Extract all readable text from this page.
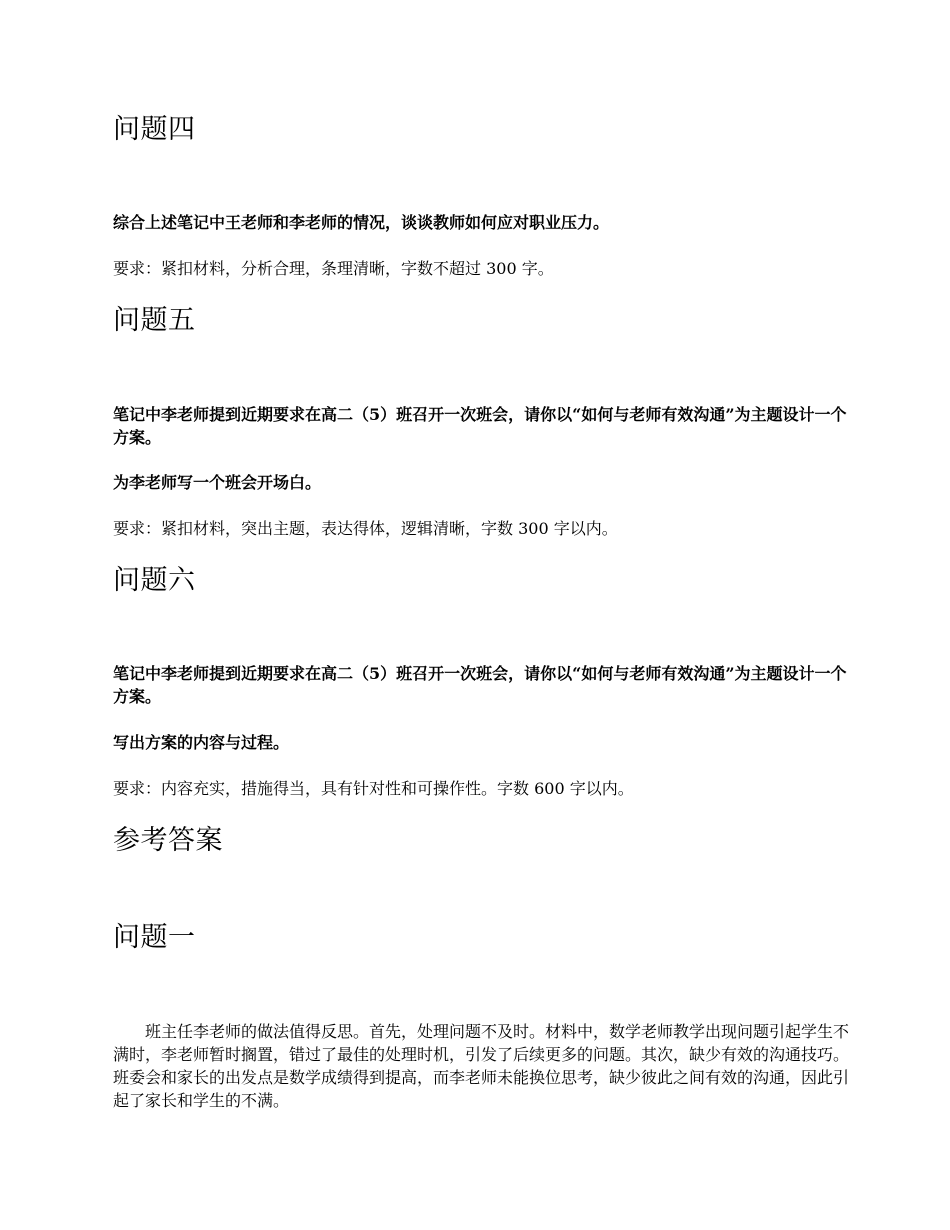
问题四

综合上述笔记中王老师和李老师的情况，谈谈教师如何应对职业压力。

要求：紧扣材料，分析合理，条理清晰，字数不超过 300 字。

问题五

笔记中李老师提到近期要求在高二（5）班召开一次班会，请你以“如何与老师有效沟通”为主题设计一个方案。

为李老师写一个班会开场白。

要求：紧扣材料，突出主题，表达得体，逻辑清晰，字数 300 字以内。

问题六

笔记中李老师提到近期要求在高二（5）班召开一次班会，请你以“如何与老师有效沟通”为主题设计一个方案。

写出方案的内容与过程。

要求：内容充实，措施得当，具有针对性和可操作性。字数 600 字以内。

参考答案
问题一

班主任李老师的做法值得反思。首先，处理问题不及时。材料中，数学老师教学出现问题引起学生不满时，李老师暂时搁置，错过了最佳的处理时机，引发了后续更多的问题。其次，缺少有效的沟通技巧。班委会和家长的出发点是数学成绩得到提高，而李老师未能换位思考，缺少彼此之间有效的沟通，因此引起了家长和学生的不满。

**Task**
Pull out each line holding the string "紧扣材料".

**Completed exercise**
要求：紧扣材料，分析合理，条理清晰，字数不超过 300 字。
要求：紧扣材料，突出主题，表达得体，逻辑清晰，字数 300 字以内。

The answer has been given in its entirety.